• _DATA ENTRIES_
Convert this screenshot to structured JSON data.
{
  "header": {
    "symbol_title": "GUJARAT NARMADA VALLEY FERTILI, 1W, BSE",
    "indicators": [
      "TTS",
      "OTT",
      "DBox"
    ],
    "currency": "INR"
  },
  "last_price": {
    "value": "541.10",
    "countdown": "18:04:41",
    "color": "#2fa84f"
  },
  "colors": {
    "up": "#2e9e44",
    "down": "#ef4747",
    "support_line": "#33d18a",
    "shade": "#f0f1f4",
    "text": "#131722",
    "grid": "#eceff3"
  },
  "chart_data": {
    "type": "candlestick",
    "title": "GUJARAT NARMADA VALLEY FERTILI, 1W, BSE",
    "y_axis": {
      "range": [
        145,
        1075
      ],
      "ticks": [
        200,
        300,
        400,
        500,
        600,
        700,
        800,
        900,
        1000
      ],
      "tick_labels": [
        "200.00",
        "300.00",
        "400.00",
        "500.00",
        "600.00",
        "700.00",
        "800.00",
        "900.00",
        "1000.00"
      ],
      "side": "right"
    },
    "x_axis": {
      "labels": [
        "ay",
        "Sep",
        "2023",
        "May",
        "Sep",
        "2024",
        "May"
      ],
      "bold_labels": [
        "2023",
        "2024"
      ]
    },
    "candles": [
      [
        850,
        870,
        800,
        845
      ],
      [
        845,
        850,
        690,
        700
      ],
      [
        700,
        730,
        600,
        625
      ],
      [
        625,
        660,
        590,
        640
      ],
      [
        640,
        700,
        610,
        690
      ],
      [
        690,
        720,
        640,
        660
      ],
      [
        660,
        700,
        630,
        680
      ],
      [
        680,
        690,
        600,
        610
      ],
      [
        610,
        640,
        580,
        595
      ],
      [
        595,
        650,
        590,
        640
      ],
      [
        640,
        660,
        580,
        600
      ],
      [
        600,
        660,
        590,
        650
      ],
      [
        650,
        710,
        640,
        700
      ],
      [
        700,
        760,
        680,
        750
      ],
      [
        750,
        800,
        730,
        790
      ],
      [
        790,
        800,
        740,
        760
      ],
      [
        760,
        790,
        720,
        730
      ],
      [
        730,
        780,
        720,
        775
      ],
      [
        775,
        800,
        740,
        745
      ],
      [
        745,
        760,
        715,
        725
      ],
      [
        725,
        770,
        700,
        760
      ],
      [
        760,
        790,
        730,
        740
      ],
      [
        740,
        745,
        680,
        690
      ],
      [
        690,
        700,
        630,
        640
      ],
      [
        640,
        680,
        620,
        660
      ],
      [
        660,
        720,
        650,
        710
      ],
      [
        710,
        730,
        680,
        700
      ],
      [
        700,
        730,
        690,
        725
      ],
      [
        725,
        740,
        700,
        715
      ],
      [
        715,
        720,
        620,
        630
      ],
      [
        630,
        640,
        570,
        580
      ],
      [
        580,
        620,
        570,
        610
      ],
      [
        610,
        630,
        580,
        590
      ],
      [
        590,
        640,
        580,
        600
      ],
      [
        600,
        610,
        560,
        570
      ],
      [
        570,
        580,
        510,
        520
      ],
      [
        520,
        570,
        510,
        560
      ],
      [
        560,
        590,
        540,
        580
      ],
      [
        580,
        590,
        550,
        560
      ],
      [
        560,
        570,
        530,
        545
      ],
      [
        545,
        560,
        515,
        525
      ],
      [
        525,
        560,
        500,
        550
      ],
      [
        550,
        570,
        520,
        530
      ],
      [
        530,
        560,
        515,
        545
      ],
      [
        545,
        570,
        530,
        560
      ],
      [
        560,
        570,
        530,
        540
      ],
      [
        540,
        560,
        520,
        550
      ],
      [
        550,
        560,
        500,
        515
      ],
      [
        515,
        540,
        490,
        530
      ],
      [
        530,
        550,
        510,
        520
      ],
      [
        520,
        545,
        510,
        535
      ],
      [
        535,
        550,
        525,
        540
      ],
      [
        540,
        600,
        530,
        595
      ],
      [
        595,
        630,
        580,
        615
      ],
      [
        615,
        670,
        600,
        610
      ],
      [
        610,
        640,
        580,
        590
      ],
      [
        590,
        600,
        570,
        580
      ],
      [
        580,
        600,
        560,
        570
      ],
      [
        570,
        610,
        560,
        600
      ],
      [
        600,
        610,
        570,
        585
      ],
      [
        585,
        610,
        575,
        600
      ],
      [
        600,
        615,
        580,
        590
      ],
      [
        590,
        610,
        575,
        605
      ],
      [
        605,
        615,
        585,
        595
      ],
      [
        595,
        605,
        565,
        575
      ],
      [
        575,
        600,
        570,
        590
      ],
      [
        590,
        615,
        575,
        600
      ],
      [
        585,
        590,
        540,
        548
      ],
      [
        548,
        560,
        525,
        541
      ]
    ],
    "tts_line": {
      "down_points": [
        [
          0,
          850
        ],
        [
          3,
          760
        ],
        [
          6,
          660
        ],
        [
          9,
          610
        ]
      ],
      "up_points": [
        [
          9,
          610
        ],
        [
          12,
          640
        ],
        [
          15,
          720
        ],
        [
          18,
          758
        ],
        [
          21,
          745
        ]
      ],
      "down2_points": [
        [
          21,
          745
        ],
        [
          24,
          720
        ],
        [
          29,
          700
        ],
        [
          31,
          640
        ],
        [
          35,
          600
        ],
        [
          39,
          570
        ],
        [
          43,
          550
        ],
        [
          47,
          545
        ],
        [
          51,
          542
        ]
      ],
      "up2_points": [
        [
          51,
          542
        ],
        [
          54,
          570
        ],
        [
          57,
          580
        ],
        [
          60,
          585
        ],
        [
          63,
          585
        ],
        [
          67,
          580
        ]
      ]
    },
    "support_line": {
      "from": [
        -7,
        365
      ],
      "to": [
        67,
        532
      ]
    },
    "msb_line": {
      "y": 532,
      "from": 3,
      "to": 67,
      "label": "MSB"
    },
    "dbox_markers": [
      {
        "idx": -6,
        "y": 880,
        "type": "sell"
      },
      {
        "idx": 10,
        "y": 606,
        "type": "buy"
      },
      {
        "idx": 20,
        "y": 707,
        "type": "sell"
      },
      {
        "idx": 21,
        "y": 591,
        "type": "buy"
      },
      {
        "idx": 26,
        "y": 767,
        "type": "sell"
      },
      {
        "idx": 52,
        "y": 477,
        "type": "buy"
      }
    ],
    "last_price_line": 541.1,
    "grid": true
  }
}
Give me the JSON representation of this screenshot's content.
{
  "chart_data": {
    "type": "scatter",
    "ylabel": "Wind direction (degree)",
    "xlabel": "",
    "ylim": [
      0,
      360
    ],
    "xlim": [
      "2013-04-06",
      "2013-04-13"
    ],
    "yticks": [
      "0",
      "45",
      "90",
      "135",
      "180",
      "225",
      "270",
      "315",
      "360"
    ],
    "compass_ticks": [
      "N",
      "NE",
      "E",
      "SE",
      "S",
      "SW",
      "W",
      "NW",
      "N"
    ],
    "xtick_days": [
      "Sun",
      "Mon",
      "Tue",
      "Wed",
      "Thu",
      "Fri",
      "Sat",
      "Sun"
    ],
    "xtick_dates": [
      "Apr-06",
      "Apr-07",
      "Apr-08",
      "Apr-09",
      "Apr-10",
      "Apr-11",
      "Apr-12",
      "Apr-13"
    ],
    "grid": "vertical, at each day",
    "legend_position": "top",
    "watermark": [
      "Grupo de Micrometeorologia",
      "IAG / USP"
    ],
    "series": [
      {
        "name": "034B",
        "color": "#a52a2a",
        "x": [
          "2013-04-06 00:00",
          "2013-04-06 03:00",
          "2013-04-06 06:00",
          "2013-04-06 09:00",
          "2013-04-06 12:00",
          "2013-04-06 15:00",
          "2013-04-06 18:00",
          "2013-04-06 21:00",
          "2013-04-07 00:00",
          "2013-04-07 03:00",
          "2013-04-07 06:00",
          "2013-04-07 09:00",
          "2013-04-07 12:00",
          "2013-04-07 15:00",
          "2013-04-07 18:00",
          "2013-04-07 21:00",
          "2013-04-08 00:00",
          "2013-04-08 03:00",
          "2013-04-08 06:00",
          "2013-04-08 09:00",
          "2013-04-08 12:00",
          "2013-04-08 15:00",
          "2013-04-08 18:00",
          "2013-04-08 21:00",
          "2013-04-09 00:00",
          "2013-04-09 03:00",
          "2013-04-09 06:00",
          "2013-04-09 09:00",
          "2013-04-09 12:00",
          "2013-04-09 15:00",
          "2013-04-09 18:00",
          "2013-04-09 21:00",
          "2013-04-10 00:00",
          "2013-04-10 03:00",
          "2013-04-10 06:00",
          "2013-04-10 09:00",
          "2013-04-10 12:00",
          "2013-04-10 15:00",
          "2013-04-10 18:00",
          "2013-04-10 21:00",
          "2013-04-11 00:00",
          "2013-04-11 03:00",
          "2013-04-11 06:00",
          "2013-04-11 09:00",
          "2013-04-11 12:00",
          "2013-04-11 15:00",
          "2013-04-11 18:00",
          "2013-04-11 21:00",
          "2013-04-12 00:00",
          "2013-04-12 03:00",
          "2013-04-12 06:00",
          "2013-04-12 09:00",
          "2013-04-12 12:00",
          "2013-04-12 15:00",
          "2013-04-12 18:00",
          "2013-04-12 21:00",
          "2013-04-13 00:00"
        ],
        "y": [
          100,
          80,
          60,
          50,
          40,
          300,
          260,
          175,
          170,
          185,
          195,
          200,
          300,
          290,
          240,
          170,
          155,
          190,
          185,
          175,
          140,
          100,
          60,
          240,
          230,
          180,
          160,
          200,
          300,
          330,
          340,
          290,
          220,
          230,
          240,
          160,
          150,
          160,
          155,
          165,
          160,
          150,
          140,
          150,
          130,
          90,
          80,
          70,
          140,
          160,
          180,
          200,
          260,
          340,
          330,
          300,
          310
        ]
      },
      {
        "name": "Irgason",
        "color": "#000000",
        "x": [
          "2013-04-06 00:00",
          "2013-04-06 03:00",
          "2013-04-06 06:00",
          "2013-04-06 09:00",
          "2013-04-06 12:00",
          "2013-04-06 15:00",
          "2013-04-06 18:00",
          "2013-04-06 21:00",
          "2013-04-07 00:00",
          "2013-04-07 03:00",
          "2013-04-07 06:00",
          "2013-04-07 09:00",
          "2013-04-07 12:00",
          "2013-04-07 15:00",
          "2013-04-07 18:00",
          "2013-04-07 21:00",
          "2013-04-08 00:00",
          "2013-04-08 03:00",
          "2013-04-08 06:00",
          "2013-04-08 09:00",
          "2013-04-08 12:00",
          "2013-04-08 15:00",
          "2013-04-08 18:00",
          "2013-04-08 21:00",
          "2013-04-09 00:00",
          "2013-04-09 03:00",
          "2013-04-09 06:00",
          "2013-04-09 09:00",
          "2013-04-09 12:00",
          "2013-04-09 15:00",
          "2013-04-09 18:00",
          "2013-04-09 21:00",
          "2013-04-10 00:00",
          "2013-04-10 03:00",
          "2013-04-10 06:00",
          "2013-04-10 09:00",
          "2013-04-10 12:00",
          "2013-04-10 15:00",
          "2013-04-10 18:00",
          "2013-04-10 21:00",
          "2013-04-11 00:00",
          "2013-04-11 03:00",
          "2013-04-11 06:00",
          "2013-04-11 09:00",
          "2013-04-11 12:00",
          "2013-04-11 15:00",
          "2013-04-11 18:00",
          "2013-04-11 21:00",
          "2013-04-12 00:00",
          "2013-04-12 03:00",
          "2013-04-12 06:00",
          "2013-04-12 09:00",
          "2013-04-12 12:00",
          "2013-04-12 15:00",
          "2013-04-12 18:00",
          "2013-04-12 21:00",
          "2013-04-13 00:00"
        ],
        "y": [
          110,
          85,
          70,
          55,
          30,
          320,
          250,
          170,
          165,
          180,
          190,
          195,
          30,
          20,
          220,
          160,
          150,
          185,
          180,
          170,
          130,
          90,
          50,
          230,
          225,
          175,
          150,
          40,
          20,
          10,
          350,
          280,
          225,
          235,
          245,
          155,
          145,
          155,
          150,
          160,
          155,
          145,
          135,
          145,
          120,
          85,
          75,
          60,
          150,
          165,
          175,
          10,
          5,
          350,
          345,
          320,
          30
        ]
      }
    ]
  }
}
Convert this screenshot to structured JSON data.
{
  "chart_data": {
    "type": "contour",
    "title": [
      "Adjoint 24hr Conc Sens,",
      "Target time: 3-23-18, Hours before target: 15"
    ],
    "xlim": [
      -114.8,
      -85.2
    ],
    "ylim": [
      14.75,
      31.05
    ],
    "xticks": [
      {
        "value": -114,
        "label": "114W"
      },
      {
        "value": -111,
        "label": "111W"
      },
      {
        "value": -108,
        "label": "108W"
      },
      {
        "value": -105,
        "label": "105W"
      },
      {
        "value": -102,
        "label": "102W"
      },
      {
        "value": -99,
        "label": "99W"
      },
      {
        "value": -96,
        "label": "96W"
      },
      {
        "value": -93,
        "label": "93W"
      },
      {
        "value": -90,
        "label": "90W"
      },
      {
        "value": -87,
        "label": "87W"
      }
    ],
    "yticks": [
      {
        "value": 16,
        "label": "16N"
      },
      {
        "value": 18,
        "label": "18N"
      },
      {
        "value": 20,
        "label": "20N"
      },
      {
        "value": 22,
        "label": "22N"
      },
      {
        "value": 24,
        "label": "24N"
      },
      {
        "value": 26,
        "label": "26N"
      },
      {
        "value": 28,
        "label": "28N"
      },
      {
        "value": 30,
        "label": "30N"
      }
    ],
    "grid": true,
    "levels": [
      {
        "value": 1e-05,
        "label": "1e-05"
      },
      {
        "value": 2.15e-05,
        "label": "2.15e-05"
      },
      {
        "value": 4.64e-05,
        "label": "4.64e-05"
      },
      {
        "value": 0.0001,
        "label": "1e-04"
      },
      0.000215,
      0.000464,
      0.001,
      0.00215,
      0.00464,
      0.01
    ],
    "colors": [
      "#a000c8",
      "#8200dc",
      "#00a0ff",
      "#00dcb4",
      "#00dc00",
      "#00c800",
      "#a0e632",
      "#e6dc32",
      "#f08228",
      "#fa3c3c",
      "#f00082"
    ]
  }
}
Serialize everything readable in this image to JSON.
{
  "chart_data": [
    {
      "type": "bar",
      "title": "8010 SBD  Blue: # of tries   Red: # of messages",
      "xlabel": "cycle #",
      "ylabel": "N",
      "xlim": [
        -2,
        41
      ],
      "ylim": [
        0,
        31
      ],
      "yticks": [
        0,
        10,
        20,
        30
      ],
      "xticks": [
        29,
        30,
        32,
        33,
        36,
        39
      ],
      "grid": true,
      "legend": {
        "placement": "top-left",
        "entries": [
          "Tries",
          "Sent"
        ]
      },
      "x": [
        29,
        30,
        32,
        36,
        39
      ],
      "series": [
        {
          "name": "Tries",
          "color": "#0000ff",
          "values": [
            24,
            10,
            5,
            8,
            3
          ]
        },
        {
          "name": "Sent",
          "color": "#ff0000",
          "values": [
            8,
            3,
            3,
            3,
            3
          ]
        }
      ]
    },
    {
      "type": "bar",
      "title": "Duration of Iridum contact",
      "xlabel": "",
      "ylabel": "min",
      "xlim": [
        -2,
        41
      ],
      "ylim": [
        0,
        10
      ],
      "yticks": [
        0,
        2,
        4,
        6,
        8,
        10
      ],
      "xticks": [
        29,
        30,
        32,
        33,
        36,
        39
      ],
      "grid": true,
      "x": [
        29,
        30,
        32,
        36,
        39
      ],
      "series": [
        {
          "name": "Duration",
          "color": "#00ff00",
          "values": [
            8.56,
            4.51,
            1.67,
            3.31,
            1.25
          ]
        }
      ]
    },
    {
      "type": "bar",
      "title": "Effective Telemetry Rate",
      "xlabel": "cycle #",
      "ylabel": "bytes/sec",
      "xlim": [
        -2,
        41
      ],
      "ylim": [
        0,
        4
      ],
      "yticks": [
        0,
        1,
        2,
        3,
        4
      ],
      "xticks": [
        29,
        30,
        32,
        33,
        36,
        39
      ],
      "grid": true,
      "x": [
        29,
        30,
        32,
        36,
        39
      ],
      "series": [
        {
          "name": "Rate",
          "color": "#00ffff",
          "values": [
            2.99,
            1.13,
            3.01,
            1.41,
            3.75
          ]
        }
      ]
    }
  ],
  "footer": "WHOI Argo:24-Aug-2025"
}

• _TASK DIRECTIONS_
Copy every line above that includes the string "JSON".

• _REPLY_
Convert this screenshot to structured JSON data.
Give me the JSON representation of this screenshot's content.
Convert this screenshot to structured JSON data.
Serialize everything readable in this image to JSON.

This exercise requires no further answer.